(What this exercise asks):
**1.** According to the passage on the 1923 Munich putsch, what number member of the German Workers' party was Hitler when he joined it?
**2.** Retype the passage on the 1923 Munich putsch, starting with "Born in Austria, he" and going on through "about 3000 members.".
*** Passage given
At the start of the year the German mark is already at the very depressed level of 7000 to the dollar. Six months later, on July 1, it stands at 160,000 to the dollar. By October 1 a dollar buys 242 million marks. On November 20 it purchases 42,000 billion. But these are fantasy figures, of interest only to speculators. In everyday life people lose their savings and resort to barter. And extremists seize their chance, amid the fear and unrest.

In October 1923 there are Communist uprisings in Saxony, Thuringia and Hamburg. In early November there is an attempted putsch in Munich, capital of Bavaria, the most resolutely right-wing of German states. This failed putsch would be little more than a footnote in history, were it not also an ominous prologue.

×
     
Hitler's putsch: 1923

The events in Munich on November 8-9 in 1923 would seem like a comic sketch about a brilliant confidence trickster, were they not also tinged with the foretaste of tragedy. Adolf Hitler, the central character, is a self-dramatizing obsessive who dreams of restoring the great German reich, now so cruelly betrayed by the men he calls the 'November criminals' (the political leaders who accepted the armistice in November 1918).

Born in Austria, he has moved to Munich in 1913. He has served with distinction in the war as a corporal in the Bavarian infantry. On his return to Munich he joins a tiny German Workers' party (he is its 55th member). He soon becomes its propaganda chief.

×

In 1920 the party changes its name to the National Socialist German Workers' Party (Nazionalsozialistische Deutsche Arbeiterpartei, or NAZI for short). During 1921 Hitler and Ernst Röhm recruit squads of thugs to protect party meetings and to beat up Communists and Socialists. With this private army at his command (his 'storm troopers', or Brownshirts), Hitler becomes in 1921 the president of the party, which by now has about 3000 members.

In the chaos of 1923 Hitler conceives a bold plan. The right-wing regime in Bavaria is under the control of Gustav von Kahr (prime minister), Otto von Lossow (military commander) and Hans von Seisser (police chief). Hitler intends to abduct the three men and force them to front a new national government on his behalf.

×

His chance comes on November 8, when all three are attending a large political meeting in a Munich beer cellar. Hitler is in the audience. After twenty minutes his colleague Hermann Goering bursts into the hall with twenty-five armed brownshirts.
******
*** Entries
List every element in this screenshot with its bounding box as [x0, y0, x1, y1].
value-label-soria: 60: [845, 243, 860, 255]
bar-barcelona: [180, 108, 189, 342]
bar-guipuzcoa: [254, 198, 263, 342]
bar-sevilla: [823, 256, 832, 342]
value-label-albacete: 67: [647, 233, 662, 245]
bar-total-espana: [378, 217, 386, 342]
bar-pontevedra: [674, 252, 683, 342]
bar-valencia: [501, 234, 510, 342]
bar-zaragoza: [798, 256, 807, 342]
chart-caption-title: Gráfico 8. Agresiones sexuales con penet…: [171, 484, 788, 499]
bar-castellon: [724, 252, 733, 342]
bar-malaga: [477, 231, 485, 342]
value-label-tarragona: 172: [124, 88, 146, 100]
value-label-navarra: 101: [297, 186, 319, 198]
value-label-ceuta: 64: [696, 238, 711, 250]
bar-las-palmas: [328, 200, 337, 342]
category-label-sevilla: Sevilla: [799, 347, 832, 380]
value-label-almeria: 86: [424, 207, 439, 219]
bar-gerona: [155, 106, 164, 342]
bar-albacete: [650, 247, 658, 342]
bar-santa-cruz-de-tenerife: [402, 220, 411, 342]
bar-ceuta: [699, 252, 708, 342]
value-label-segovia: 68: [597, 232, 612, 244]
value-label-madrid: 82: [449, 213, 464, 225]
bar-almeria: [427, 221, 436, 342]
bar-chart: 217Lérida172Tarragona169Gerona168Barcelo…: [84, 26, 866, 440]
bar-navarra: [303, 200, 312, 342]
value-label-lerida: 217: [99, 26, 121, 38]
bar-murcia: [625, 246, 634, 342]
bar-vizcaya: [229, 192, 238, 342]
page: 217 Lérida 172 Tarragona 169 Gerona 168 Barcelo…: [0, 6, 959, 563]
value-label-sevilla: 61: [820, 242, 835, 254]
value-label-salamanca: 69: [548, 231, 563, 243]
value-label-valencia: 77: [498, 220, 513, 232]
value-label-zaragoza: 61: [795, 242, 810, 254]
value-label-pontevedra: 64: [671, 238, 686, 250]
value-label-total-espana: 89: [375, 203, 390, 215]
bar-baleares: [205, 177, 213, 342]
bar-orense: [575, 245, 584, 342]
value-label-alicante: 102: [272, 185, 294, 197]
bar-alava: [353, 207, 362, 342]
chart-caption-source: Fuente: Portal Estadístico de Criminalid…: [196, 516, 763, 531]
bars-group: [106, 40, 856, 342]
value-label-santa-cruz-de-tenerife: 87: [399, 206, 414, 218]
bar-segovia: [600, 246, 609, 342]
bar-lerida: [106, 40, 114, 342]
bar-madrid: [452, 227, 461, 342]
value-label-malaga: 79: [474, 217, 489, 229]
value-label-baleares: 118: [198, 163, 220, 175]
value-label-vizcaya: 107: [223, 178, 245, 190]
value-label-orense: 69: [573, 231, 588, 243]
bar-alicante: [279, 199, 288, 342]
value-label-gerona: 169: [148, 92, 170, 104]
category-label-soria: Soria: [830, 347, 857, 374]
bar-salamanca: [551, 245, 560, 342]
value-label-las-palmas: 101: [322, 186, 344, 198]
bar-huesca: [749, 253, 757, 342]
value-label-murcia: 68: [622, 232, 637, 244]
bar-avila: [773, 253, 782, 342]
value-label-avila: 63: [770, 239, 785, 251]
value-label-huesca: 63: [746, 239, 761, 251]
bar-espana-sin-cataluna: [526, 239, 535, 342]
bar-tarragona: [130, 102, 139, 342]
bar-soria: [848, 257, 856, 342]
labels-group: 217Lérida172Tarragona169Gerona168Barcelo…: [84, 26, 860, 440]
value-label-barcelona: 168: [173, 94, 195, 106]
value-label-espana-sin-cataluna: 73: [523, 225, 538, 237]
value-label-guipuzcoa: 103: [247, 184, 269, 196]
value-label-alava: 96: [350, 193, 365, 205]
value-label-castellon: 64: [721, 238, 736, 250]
******
(Responses to the tasks):
**1.** He was its 55th member.

**2.**
Born in Austria, he has moved to Munich in 1913. He has served with distinction in the war as a corporal in the Bavarian infantry. On his return to Munich he joins a tiny German Workers' party (he is its 55th member). He soon becomes its propaganda chief.

×

In 1920 the party changes its name to the National Socialist German Workers' Party (Nazionalsozialistische Deutsche Arbeiterpartei, or NAZI for short). During 1921 Hitler and Ernst Röhm recruit squads of thugs to protect party meetings and to beat up Communists and Socialists. With this private army at his command (his 'storm troopers', or Brownshirts), Hitler becomes in 1921 the president of the party, which by now has about 3000 members.